### Dataset
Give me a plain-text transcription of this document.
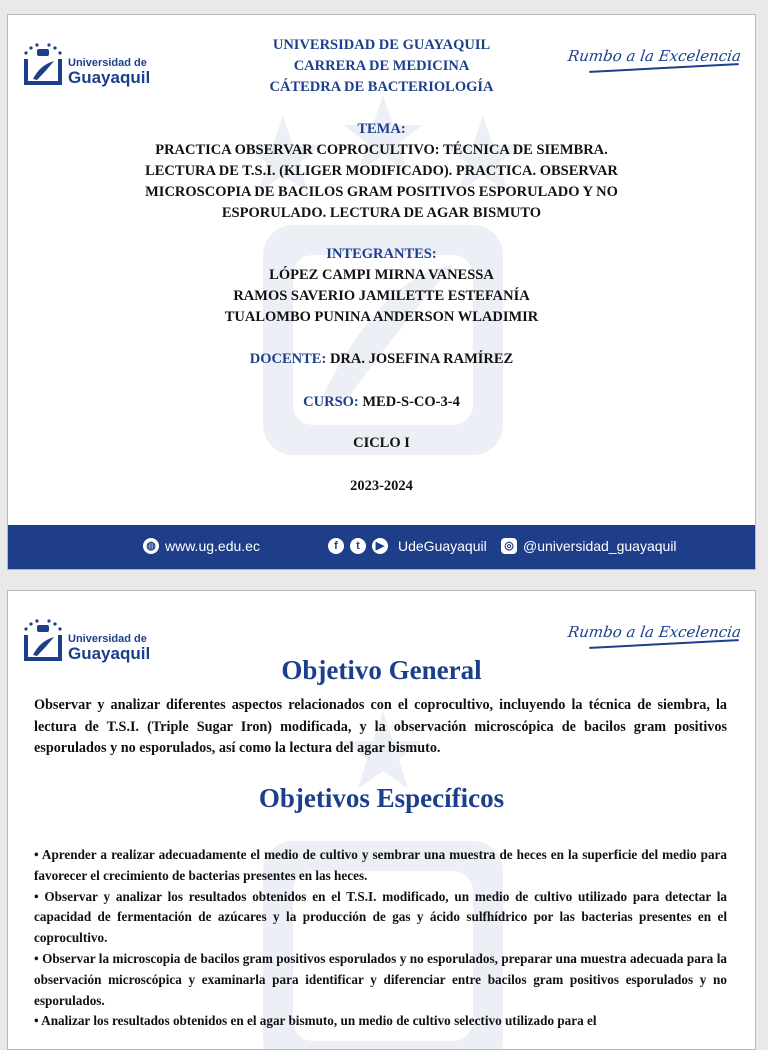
Universidad de
Guayaquil
Rumbo a la Excelencia
UNIVERSIDAD DE GUAYAQUIL
CARRERA DE MEDICINA
CÁTEDRA DE BACTERIOLOGÍA
TEMA:
PRACTICA OBSERVAR COPROCULTIVO: TÉCNICA DE SIEMBRA.
LECTURA DE T.S.I. (KLIGER MODIFICADO). PRACTICA. OBSERVAR
MICROSCOPIA DE BACILOS GRAM POSITIVOS ESPORULADO Y NO
ESPORULADO. LECTURA DE AGAR BISMUTO
INTEGRANTES:
LÓPEZ CAMPI MIRNA VANESSA
RAMOS SAVERIO JAMILETTE ESTEFANÍA
TUALOMBO PUNINA ANDERSON WLADIMIR
DOCENTE: DRA. JOSEFINA RAMÍREZ
CURSO: MED-S-CO-3-4
CICLO I
2023-2024
◍ www.ug.edu.ec	f	t	▶ UdeGuayaquil ◎ @universidad_guayaquil
Universidad de
Guayaquil
Rumbo a la Excelencia
Objetivo General
Observar y analizar diferentes aspectos relacionados con el coprocultivo, incluyendo la técnica de siembra, la lectura de T.S.I. (Triple Sugar Iron) modificada, y la observación microscópica de bacilos gram positivos esporulados y no esporulados, así como la lectura del agar bismuto.
Objetivos Específicos

• Aprender a realizar adecuadamente el medio de cultivo y sembrar una muestra de heces en la superficie del medio para favorecer el crecimiento de bacterias presentes en las heces.

• Observar y analizar los resultados obtenidos en el T.S.I. modificado, un medio de cultivo utilizado para detectar la capacidad de fermentación de azúcares y la producción de gas y ácido sulfhídrico por las bacterias presentes en el coprocultivo.

• Observar la microscopia de bacilos gram positivos esporulados y no esporulados, preparar una muestra adecuada para la observación microscópica y examinarla para identificar y diferenciar entre bacilos gram positivos esporulados y no esporulados.

• Analizar los resultados obtenidos en el agar bismuto, un medio de cultivo selectivo utilizado para el
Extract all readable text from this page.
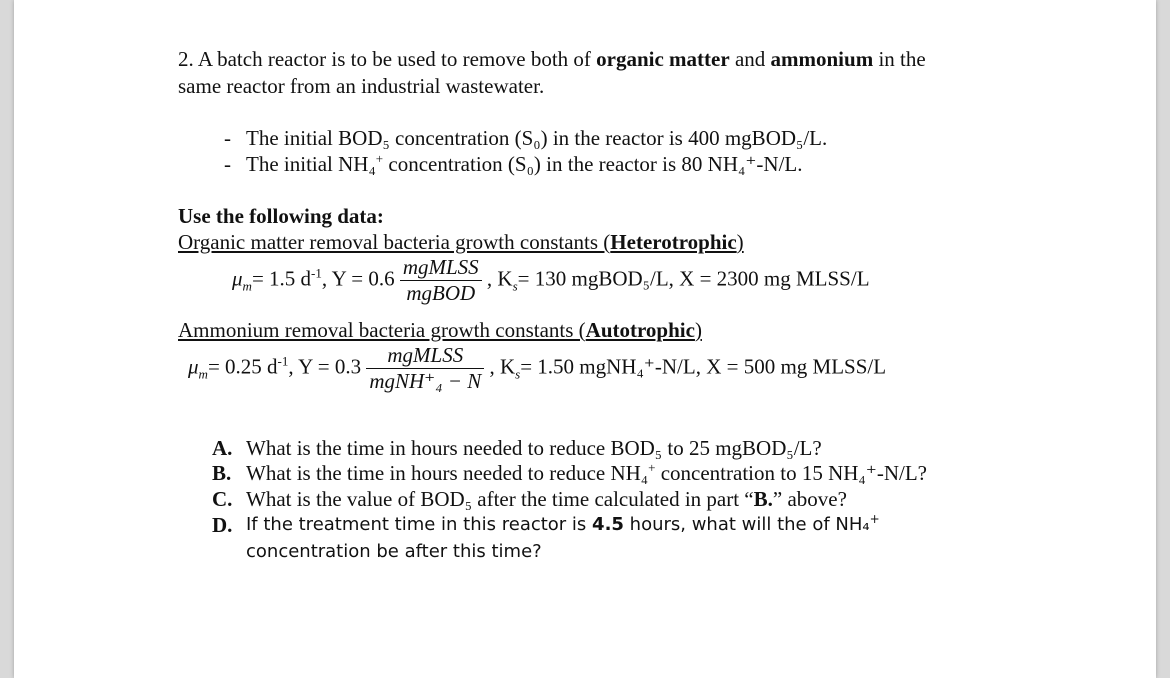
2. A batch reactor is to be used to remove both of organic matter and ammonium in the
same reactor from an industrial wastewater.
- The initial BOD₅ concentration (S₀) in the reactor is 400 mgBOD₅/L.
- The initial NH₄+ concentration (S₀) in the reactor is 80 NH₄⁺-N/L.
Use the following data:
Organic matter removal bacteria growth constants (Heterotrophic)
$\mu_m= 1.5$ $d^{-1}$, $Y = 0.6 \frac{\text{mgMLSS}}{\text{mgBOD}}$ , $K_s= 130$ mgBOD₅/L, X = 2300 mg MLSS/L
Ammonium removal bacteria growth constants (Autotrophic)
$\mu_m= 0.25$ $d^{-1}$, $Y = 0.3 \frac{\text{mgMLSS}}{\text{mgNH⁺₄ − N}}$ , $K_s= 1.50$ mgNH₄⁺-N/L, X = 500 mg MLSS/L
A. What is the time in hours needed to reduce BOD₅ to 25 mgBOD₅/L?
B. What is the time in hours needed to reduce NH₄+ concentration to 15 NH₄⁺-N/L?
C. What is the value of BOD₅ after the time calculated in part “B.” above?
D. If the treatment time in this reactor is 4.5 hours, what will the of NH₄+
concentration be after this time?
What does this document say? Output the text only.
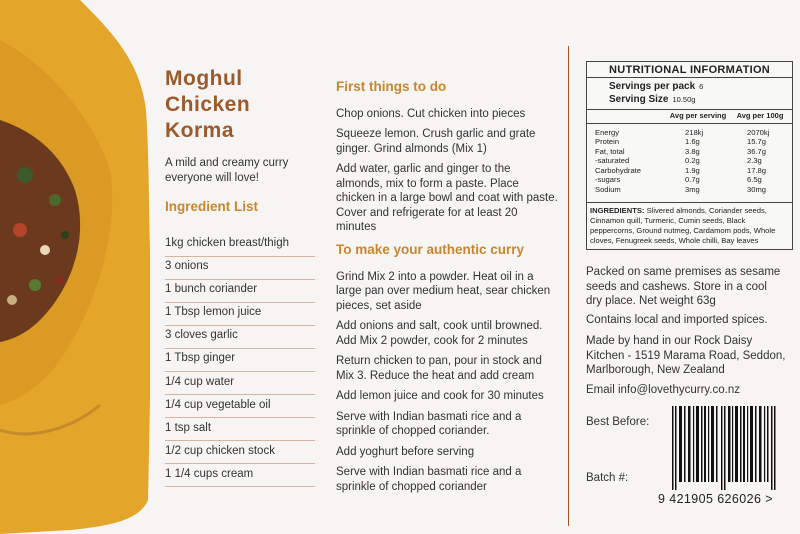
Moghul
Chicken
Korma
A mild and creamy curry everyone will love!
Ingredient List
1kg chicken breast/thigh
3 onions
1 bunch coriander
1 Tbsp lemon juice
3 cloves garlic
1 Tbsp ginger
1/4 cup water
1/4 cup vegetable oil
1 tsp salt
1/2 cup chicken stock
1 1/4 cups cream
First things to do

Chop onions. Cut chicken into pieces

Squeeze lemon. Crush garlic and grate ginger. Grind almonds (Mix 1)

Add water, garlic and ginger to the almonds, mix to form a paste. Place chicken in a large bowl and coat with paste. Cover and refrigerate for at least 20 minutes

To make your authentic curry

Grind Mix 2 into a powder. Heat oil in a large pan over medium heat, sear chicken pieces, set aside

Add onions and salt, cook until browned. Add Mix 2 powder, cook for 2 minutes

Return chicken to pan, pour in stock and Mix 3. Reduce the heat and add cream

Add lemon juice and cook for 30 minutes

Serve with Indian basmati rice and a sprinkle of chopped coriander.

Add yoghurt before serving

Serve with Indian basmati rice and a sprinkle of chopped coriander

NUTRITIONAL INFORMATION
Servings per pack 6
Serving Size 10.50g
Avg per serving	Avg per 100g
Energy	218kj	2070kj
Protein	1.6g	15.7g
Fat, total	3.8g	36.7g
-saturated	0.2g	2.3g
Carbohydrate	1.9g	17.8g
-sugars	0.7g	6.5g
Sodium	3mg	30mg
INGREDIENTS: Slivered almonds, Coriander seeds, Cinnamon quill, Turmeric, Cumin seeds, Black peppercorns, Ground nutmeg, Cardamom pods, Whole cloves, Fenugreek seeds, Whole chilli, Bay leaves
Packed on same premises as sesame seeds and cashews. Store in a cool dry place. Net weight 63g
Contains local and imported spices.
Made by hand in our Rock Daisy Kitchen - 1519 Marama Road, Seddon, Marlborough, New Zealand
Email info@lovethycurry.co.nz
Best Before:
Batch #:
9 421905 626026 >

### Activity
Using the material above, work out how many lines contain the string "utilizado". Give that number alone.

### Output of the task
2